▶ _AIM OF THE TASK_: Only the pictures stay out; every record is to be quoted exactly.

── DATASET RECORDS ──

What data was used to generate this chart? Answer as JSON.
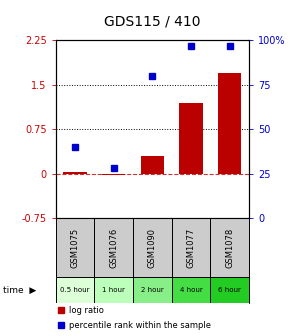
{
  "title": "GDS115 / 410",
  "samples": [
    "GSM1075",
    "GSM1076",
    "GSM1090",
    "GSM1077",
    "GSM1078"
  ],
  "time_labels": [
    "0.5 hour",
    "1 hour",
    "2 hour",
    "4 hour",
    "6 hour"
  ],
  "time_colors": [
    "#ddffd8",
    "#bbffbb",
    "#88ee88",
    "#44dd44",
    "#22cc22"
  ],
  "log_ratios": [
    0.02,
    -0.02,
    0.3,
    1.2,
    1.7
  ],
  "percentile_ranks": [
    40,
    28,
    80,
    97,
    97
  ],
  "bar_color": "#bb0000",
  "dot_color": "#0000cc",
  "ylim_left": [
    -0.75,
    2.25
  ],
  "ylim_right": [
    0,
    100
  ],
  "yticks_left": [
    -0.75,
    0,
    0.75,
    1.5,
    2.25
  ],
  "yticks_right": [
    0,
    25,
    50,
    75,
    100
  ],
  "hline_zero_color": "#cc3333",
  "hline_dotted_vals": [
    0.75,
    1.5
  ],
  "background_color": "#ffffff",
  "header_bg": "#cccccc"
}
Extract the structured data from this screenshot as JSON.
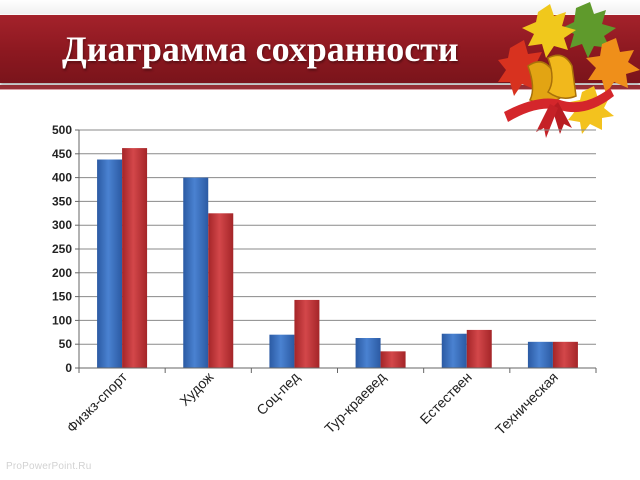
{
  "title": "Диаграмма сохранности",
  "watermark": "ProPowerPoint.Ru",
  "decoration": "autumn-leaves-and-bells",
  "colors": {
    "title_band": "#8c1820",
    "title_text": "#ffffff",
    "series_blue": "#3a6fbf",
    "series_red": "#c0383a",
    "grid": "#888888"
  },
  "chart_data": {
    "type": "bar",
    "categories": [
      "Физкз-спорт",
      "Худож",
      "Соц-пед",
      "Тур-краевед",
      "Естествен",
      "Техническая"
    ],
    "series": [
      {
        "values": [
          438,
          400,
          70,
          63,
          72,
          55
        ],
        "color": "#3a6fbf"
      },
      {
        "values": [
          462,
          325,
          143,
          35,
          80,
          55
        ],
        "color": "#c0383a"
      }
    ],
    "ylim": [
      0,
      500
    ],
    "yticks": [
      0,
      50,
      100,
      150,
      200,
      250,
      300,
      350,
      400,
      450,
      500
    ],
    "grid": true,
    "legend": "none",
    "xlabel": "",
    "ylabel": ""
  }
}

───

▶ _COMPLETE OUTPUT_:
What data was used to generate this chart? Answer as JSON.
{
  "title": "GDS115 / 410",
  "samples": [
    "GSM1075",
    "GSM1076",
    "GSM1090",
    "GSM1077",
    "GSM1078"
  ],
  "time_labels": [
    "0.5 hour",
    "1 hour",
    "2 hour",
    "4 hour",
    "6 hour"
  ],
  "time_colors": [
    "#ddffd8",
    "#bbffbb",
    "#88ee88",
    "#44dd44",
    "#22cc22"
  ],
  "log_ratios": [
    0.02,
    -0.02,
    0.3,
    1.2,
    1.7
  ],
  "percentile_ranks": [
    40,
    28,
    80,
    97,
    97
  ],
  "bar_color": "#bb0000",
  "dot_color": "#0000cc",
  "ylim_left": [
    -0.75,
    2.25
  ],
  "ylim_right": [
    0,
    100
  ],
  "yticks_left": [
    -0.75,
    0,
    0.75,
    1.5,
    2.25
  ],
  "yticks_right": [
    0,
    25,
    50,
    75,
    100
  ],
  "hline_zero_color": "#cc3333",
  "hline_dotted_vals": [
    0.75,
    1.5
  ],
  "background_color": "#ffffff",
  "header_bg": "#cccccc"
}
Extract the structured data from this screenshot as JSON.
{
  "title": "Диаграмма сохранности",
  "watermark": "ProPowerPoint.Ru",
  "decoration": "autumn-leaves-and-bells",
  "colors": {
    "title_band": "#8c1820",
    "title_text": "#ffffff",
    "series_blue": "#3a6fbf",
    "series_red": "#c0383a",
    "grid": "#888888"
  },
  "chart_data": {
    "type": "bar",
    "categories": [
      "Физкз-спорт",
      "Худож",
      "Соц-пед",
      "Тур-краевед",
      "Естествен",
      "Техническая"
    ],
    "series": [
      {
        "values": [
          438,
          400,
          70,
          63,
          72,
          55
        ],
        "color": "#3a6fbf"
      },
      {
        "values": [
          462,
          325,
          143,
          35,
          80,
          55
        ],
        "color": "#c0383a"
      }
    ],
    "ylim": [
      0,
      500
    ],
    "yticks": [
      0,
      50,
      100,
      150,
      200,
      250,
      300,
      350,
      400,
      450,
      500
    ],
    "grid": true,
    "legend": "none",
    "xlabel": "",
    "ylabel": ""
  }
}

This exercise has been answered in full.